Request 1: Report every line of the records below that contains the string "سیگنال".

Text passage:
[BEGIN]
Files
pos-system/docs/en/architecture/event-driven-architecture.md

11 KiB

Event-Driven Architecture

Event-driven architecture for asynchronous communication using Apache Kafka

Overview Diagram

graph TD
    subgraph "Event Producers"
        IAM[IAM Service]
        Service1[Service A]
    end
    
    subgraph "Event Broker"
        Kafka[Apache Kafka]
        Topics[Topics: user.events, auth.events]
    end
    
    subgraph "Event Consumers"
        Consumer1[Notification Service]
        Consumer2[Audit Service]
    end
    
    IAM -->|Publish| Kafka
    Service1 -->|Publish| Kafka
    Kafka --> Topics
    Topics -->|Subscribe| Consumer1
    Topics -->|Subscribe| Consumer2
    
    style Kafka fill:#e1f5ff
    style Topics fill:#fff4e1

Architecture Description

The GoodGo platform implements Event-Driven Architecture (EDA) for asynchronous communication between microservices.

Core Principles:

  1. Event-First Design: All state changes emit domain events
  2. Loose Coupling: Services communicate through events
  3. Eventual Consistency: Accept temporary inconsistency
  4. Event Sourcing: Store changes as event sequence
  5. CQRS Pattern: Separate read/write operations

Technology Stack:

  • Apache Kafka - Event streaming platform
  • Schema Registry - Avro schemas for validation
  • KafkaJS - Node.js client library
  • Event Sourcing - Custom implementation in IAM

Event Flow

sequenceDiagram
    participant Producer as IAM Service
    participant Kafka as Kafka Broker
    participant Consumer as Notification Service
    
    Producer->>Kafka: Publish Event (user.created)
    Kafka->>Consumer: Deliver Event
    Consumer->>Consumer: Process Event
    Consumer-->>Kafka: Acknowledge

Steps: Publish → Distribute → Consume → Retry (if failed) → DLQ (after max retries) → Acknowledge

Event Structure

interface BaseEvent {
  eventId: string;         // UUID
  eventType: string;       // user.created.v1
  eventVersion: string;    // 1.0.0
  timestamp: string;       // ISO 8601
  source: string;          // iam-service
  correlationId?: string;  // Request correlation
  data: unknown;           // Event payload
}

Example:

{
  "eventId": "550e8400-e29b-41d4-a716-446655440000",
  "eventType": "user.created.v1",
  "timestamp": "2024-01-15T10:30:00Z",
  "source": "iam-service",
  "data": {
    "userId": "user_123",
    "email": "user@example.com"
  }
}

Kafka Topics

graph LR
    UserCreated[user.created<br/>Partitions: 3]
    AuthLogin[auth.login.success<br/>Partitions: 5]
    AuditEvents[audit.events<br/>Partitions: 10]
    
    style UserCreated fill:#e1f5ff
    style AuthLogin fill:#fff4e1
    style AuditEvents fill:#f8d7da

Naming Convention: {domain}.{action}.{version}

Examples:

  • user.created.v1
  • auth.login.success.v1
  • audit.event.logged.v1

Error Handling

graph TD
    Event[Event] --> Process[Process]
    Process -->|Success| Ack[Acknowledge]
    Process -->|Failure| Retry[Retry 3x]
    Retry -->|Max Retries| DLQ[Dead Letter Queue]
    DLQ --> Alert[Alert Team]

Strategy:

  1. Retry with exponential backoff (100ms → 200ms → 400ms)
[END]
Data listing:
[BEGIN]
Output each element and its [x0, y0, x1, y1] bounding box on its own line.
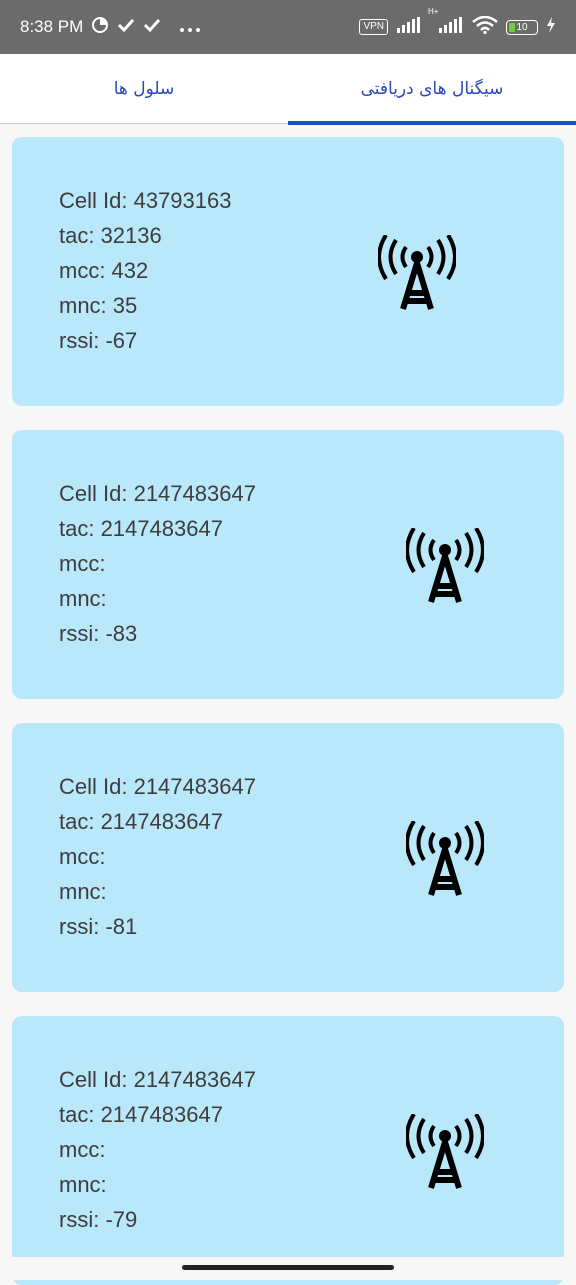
signal-icon [396, 17, 422, 37]
data-saver-icon [91, 16, 109, 38]
cell-tac: tac: 2147483647 [59, 809, 223, 834]
vpn-badge: VPN [359, 19, 388, 35]
cell-mnc: mnc: [59, 879, 107, 904]
cell-tower-icon [406, 528, 484, 603]
cell-id: Cell Id: 2147483647 [59, 774, 256, 799]
network-type-label: H+ [428, 7, 439, 16]
cell-mnc: mnc: [59, 1172, 107, 1197]
check-icon [117, 16, 135, 38]
cell-tower-icon [378, 235, 456, 310]
cell-mcc: mcc: 432 [59, 258, 149, 283]
cell-rssi: rssi: -79 [59, 1207, 138, 1232]
cell-card[interactable]: Cell Id: 2147483647 tac: 2147483647 mcc:… [12, 1016, 564, 1285]
charging-icon [546, 17, 556, 37]
cell-info: Cell Id: 2147483647 tac: 2147483647 mcc:… [59, 476, 256, 651]
status-time: 8:38 PM [20, 17, 84, 36]
cell-card[interactable]: Cell Id: 2147483647 tac: 2147483647 mcc:… [12, 723, 564, 992]
battery-icon: 10 [506, 19, 538, 35]
battery-level: 10 [516, 21, 528, 33]
home-gesture-handle[interactable] [182, 1265, 394, 1270]
cell-tac: tac: 2147483647 [59, 516, 223, 541]
cell-tower-icon [406, 821, 484, 896]
cell-info: Cell Id: 43793163 tac: 32136 mcc: 432 mn… [59, 183, 231, 358]
cell-mcc: mcc: [59, 1137, 106, 1162]
cell-tower-icon [406, 1114, 484, 1189]
cell-tac: tac: 2147483647 [59, 1102, 223, 1127]
tab-label: سلول ها [113, 78, 175, 99]
cell-mnc: mnc: 35 [59, 293, 138, 318]
cell-mnc: mnc: [59, 586, 107, 611]
more-dots-icon [179, 18, 201, 37]
cell-card[interactable]: Cell Id: 2147483647 tac: 2147483647 mcc:… [12, 430, 564, 699]
cell-info: Cell Id: 2147483647 tac: 2147483647 mcc:… [59, 1062, 256, 1237]
cell-mcc: mcc: [59, 551, 106, 576]
wifi-icon [472, 15, 498, 38]
cell-rssi: rssi: -67 [59, 328, 138, 353]
cell-rssi: rssi: -81 [59, 914, 138, 939]
cell-list: Cell Id: 43793163 tac: 32136 mcc: 432 mn… [12, 137, 564, 1285]
tab-cells[interactable]: سلول ها [0, 54, 288, 123]
cell-rssi: rssi: -83 [59, 621, 138, 646]
tab-received-signals[interactable]: سیگنال های دریافتی [288, 54, 576, 125]
signal-icon: H+ [428, 7, 464, 37]
cell-tac: tac: 32136 [59, 223, 162, 248]
cell-id: Cell Id: 2147483647 [59, 481, 256, 506]
cell-id: Cell Id: 2147483647 [59, 1067, 256, 1092]
cell-id: Cell Id: 43793163 [59, 188, 232, 213]
cell-info: Cell Id: 2147483647 tac: 2147483647 mcc:… [59, 769, 256, 944]
status-bar: 8:38 PM VPN H+ 10 [0, 0, 576, 54]
check-icon [143, 16, 161, 38]
cell-card[interactable]: Cell Id: 43793163 tac: 32136 mcc: 432 mn… [12, 137, 564, 406]
tab-label: سیگنال های دریافتی [360, 78, 504, 99]
cell-mcc: mcc: [59, 844, 106, 869]
tab-bar: سیگنال های دریافتی سلول ها [0, 54, 576, 125]
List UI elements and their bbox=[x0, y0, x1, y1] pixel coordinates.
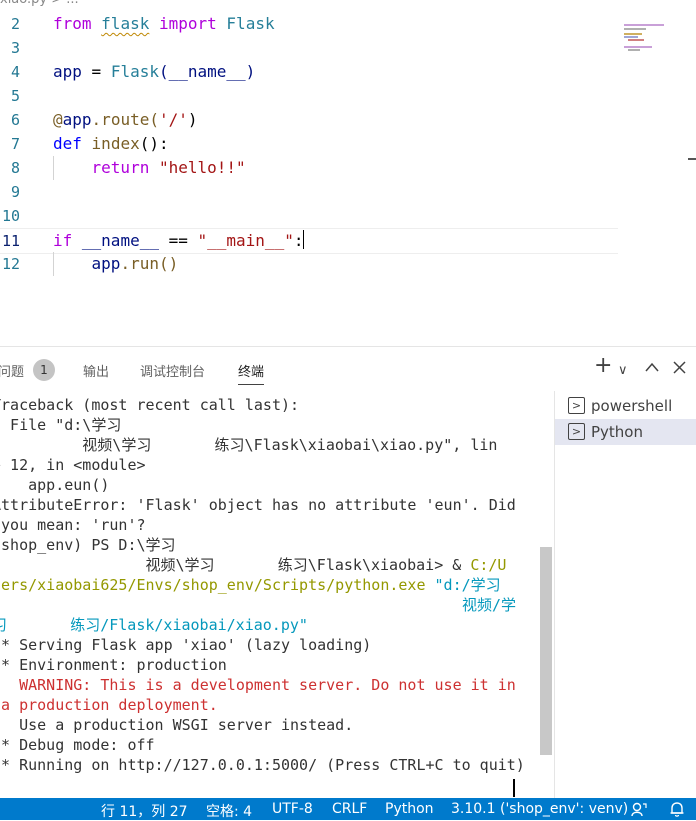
[END]
Request 2: Rename "Dead Letter Queue" to "Failed Event Queue" and give the passage of the event-driven architecture page above between "Error Handling" and "200ms → 400ms)", inclusive.

Full answer 1:
tab-received-signals[interactable]: سیگنال های دریافتی [288, 54, 576, 125]
tab-label: سیگنال های دریافتی [360, 78, 504, 99]
tab-bar: سیگنال های دریافتی سلول ها [0, 54, 576, 125]

Full answer 2:
Error Handling

graph TD
    Event[Event] --> Process[Process]
    Process -->|Success| Ack[Acknowledge]
    Process -->|Failure| Retry[Retry 3x]
    Retry -->|Max Retries| DLQ[Failed Event Queue]
    DLQ --> Alert[Alert Team]

Strategy:

  1. Retry with exponential backoff (100ms → 200ms → 400ms)